● JOB
Pick out every line that holds the string "subtitle" and copy it.
START SOURCE MATERIAL
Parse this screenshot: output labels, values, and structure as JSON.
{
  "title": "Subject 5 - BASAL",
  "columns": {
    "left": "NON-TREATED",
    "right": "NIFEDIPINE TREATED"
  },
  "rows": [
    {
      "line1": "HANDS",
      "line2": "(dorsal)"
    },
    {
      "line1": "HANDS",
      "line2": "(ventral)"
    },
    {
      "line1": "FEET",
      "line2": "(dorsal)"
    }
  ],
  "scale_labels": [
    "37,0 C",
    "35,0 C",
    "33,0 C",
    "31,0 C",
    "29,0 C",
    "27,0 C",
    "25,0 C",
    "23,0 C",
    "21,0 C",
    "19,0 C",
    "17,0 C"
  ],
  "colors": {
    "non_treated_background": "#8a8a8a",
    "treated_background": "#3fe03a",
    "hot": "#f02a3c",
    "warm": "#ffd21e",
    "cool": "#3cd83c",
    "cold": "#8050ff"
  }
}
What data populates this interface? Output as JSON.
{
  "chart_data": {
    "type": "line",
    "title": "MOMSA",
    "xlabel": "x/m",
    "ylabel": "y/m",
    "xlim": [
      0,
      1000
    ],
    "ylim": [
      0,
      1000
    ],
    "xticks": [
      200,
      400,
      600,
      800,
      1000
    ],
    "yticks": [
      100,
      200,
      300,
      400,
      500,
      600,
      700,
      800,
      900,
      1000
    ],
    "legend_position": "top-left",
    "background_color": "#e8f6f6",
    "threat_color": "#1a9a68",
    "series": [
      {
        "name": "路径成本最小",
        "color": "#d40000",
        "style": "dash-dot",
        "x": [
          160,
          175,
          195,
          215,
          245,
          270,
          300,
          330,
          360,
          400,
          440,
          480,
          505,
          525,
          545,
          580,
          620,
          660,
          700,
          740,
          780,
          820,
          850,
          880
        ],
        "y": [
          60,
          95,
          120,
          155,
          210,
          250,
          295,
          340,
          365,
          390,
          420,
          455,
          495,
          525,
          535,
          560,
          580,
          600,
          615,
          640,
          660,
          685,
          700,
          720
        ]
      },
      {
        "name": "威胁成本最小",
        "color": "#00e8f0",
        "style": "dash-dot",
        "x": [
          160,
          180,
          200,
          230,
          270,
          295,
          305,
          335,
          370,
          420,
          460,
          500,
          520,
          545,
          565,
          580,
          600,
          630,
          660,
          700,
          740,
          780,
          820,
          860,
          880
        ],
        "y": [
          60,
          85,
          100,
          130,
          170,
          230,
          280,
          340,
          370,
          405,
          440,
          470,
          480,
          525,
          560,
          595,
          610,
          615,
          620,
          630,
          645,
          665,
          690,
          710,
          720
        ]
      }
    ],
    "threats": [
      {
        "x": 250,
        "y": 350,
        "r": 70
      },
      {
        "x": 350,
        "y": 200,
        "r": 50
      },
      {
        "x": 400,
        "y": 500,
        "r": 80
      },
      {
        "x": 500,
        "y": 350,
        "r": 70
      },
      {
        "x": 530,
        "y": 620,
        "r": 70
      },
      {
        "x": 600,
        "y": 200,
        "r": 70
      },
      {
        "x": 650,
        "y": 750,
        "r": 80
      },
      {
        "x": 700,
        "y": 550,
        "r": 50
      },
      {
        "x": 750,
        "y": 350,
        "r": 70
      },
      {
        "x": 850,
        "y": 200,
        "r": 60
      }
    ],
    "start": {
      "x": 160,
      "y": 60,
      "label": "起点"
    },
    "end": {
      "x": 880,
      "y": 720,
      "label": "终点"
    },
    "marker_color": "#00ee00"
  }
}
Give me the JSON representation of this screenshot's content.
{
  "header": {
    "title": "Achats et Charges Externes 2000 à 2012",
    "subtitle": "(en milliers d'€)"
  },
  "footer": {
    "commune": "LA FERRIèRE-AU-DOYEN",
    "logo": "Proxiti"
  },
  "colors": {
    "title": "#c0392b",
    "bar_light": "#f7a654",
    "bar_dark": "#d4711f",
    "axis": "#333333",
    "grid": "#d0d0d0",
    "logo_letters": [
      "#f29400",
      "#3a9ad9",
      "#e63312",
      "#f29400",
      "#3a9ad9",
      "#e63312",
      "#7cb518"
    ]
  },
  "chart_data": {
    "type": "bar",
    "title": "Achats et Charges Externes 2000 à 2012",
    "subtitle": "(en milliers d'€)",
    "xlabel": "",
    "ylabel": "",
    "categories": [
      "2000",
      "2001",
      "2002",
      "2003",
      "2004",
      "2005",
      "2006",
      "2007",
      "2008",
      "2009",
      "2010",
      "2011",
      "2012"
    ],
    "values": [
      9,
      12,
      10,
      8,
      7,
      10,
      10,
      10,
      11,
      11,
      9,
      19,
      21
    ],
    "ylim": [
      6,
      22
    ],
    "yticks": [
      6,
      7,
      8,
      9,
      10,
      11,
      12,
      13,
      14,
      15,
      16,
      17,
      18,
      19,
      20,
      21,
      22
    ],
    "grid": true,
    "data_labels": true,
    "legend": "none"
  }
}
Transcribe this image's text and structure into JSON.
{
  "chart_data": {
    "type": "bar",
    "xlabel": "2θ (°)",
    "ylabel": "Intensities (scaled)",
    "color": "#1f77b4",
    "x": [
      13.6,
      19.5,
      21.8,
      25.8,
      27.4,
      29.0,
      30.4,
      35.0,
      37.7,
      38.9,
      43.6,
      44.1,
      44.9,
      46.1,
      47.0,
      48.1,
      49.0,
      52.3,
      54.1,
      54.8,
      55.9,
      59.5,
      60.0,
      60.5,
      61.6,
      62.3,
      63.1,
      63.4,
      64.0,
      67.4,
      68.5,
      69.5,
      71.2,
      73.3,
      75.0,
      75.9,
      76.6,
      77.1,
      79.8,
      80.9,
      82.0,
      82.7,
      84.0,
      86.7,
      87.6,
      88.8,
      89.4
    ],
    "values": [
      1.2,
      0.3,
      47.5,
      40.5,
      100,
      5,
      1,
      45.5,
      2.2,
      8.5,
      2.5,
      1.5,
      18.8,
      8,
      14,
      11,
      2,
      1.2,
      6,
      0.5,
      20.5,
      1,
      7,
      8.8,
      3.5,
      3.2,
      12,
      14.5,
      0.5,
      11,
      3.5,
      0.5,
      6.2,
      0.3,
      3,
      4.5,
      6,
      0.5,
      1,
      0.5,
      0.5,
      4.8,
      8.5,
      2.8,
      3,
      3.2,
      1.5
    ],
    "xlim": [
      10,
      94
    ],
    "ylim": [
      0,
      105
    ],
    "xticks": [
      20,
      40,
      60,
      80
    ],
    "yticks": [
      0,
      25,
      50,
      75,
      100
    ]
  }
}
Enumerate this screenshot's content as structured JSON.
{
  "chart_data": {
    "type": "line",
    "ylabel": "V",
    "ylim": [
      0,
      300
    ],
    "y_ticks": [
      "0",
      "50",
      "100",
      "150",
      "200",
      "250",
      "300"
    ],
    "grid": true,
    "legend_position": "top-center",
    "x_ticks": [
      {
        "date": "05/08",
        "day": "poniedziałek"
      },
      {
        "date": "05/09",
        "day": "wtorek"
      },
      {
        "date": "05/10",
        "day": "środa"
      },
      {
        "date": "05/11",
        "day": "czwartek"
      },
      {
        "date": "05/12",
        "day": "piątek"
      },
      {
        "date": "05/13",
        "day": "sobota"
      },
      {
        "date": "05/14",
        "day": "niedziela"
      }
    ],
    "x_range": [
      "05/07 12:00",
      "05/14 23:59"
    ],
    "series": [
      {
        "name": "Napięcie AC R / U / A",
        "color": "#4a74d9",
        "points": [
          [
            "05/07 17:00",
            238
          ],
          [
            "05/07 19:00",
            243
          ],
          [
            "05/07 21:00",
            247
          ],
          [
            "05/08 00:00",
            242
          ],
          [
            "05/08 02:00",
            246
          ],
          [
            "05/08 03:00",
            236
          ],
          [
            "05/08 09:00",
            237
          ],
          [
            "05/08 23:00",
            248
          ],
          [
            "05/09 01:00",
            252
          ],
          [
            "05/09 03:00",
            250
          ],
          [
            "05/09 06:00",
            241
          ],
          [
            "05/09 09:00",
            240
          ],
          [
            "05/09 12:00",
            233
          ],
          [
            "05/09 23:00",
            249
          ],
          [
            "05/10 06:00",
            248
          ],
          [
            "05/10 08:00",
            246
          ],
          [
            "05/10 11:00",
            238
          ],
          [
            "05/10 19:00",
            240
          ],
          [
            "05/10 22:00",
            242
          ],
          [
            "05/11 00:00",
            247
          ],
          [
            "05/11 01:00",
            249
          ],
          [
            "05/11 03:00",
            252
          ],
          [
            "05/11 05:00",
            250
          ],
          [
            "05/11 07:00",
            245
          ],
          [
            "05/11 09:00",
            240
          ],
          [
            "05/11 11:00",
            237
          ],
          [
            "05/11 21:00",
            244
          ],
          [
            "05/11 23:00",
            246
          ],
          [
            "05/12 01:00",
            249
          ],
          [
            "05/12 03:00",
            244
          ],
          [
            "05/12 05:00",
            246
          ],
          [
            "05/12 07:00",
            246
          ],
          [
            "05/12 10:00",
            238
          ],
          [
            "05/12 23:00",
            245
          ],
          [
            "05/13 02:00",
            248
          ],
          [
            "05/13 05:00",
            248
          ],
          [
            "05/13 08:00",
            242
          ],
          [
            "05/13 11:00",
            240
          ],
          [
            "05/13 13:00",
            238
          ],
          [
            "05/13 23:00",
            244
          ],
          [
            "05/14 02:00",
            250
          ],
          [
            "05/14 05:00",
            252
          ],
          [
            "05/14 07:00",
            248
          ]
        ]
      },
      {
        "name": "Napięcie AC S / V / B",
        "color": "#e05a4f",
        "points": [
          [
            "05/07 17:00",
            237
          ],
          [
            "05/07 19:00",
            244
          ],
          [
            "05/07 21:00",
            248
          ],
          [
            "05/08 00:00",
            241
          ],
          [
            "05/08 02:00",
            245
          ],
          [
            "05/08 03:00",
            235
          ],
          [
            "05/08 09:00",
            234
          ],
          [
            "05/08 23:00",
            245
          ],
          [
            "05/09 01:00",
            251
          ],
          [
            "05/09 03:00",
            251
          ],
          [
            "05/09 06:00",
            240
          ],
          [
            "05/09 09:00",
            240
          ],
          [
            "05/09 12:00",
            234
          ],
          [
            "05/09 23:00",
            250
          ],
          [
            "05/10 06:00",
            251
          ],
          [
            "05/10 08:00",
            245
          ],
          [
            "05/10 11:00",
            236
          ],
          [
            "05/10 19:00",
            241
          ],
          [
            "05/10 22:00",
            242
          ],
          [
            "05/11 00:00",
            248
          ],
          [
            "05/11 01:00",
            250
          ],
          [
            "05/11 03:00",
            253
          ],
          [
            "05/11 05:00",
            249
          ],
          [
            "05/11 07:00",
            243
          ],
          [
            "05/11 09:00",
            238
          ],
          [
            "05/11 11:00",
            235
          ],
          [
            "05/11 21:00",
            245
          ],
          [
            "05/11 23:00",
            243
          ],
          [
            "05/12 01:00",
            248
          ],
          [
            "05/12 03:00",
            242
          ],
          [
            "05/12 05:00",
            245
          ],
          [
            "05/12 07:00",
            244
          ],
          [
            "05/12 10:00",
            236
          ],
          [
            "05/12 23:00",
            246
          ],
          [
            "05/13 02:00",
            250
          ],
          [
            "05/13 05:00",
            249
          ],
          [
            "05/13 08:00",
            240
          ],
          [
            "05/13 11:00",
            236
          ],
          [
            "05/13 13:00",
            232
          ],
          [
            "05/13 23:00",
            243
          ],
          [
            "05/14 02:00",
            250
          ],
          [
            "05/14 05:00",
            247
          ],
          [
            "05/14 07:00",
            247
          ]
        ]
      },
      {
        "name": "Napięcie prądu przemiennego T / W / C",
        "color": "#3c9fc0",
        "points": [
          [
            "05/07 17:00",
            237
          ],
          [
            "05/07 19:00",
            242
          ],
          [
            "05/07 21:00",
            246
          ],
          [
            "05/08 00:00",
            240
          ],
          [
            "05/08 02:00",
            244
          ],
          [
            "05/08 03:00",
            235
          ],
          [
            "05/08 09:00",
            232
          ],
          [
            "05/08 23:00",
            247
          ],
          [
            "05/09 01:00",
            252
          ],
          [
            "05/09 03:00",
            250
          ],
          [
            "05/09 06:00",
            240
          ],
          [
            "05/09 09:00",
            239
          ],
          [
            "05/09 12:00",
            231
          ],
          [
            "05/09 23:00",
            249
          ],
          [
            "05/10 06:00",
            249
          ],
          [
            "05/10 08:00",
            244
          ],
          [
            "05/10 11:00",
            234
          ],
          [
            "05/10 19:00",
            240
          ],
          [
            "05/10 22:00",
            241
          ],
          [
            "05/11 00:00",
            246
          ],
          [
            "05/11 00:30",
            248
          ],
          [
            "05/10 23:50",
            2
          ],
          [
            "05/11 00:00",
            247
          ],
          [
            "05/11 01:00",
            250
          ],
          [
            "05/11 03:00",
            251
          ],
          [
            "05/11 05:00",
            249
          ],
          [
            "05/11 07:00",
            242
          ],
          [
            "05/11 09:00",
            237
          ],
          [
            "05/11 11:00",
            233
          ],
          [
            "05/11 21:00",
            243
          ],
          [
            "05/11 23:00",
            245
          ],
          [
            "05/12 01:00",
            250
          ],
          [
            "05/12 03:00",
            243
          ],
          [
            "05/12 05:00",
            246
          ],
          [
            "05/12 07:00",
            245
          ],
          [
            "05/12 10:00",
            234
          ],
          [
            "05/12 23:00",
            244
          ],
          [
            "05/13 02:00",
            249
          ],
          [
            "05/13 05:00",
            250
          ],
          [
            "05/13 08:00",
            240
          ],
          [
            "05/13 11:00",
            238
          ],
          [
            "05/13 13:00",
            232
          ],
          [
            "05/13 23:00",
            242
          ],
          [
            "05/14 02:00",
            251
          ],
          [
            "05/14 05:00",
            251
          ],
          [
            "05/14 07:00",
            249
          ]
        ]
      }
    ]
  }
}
END SOURCE MATERIAL
● RESPONSE
    "subtitle": "(en milliers d'€)"
    "subtitle": "(en milliers d'€)",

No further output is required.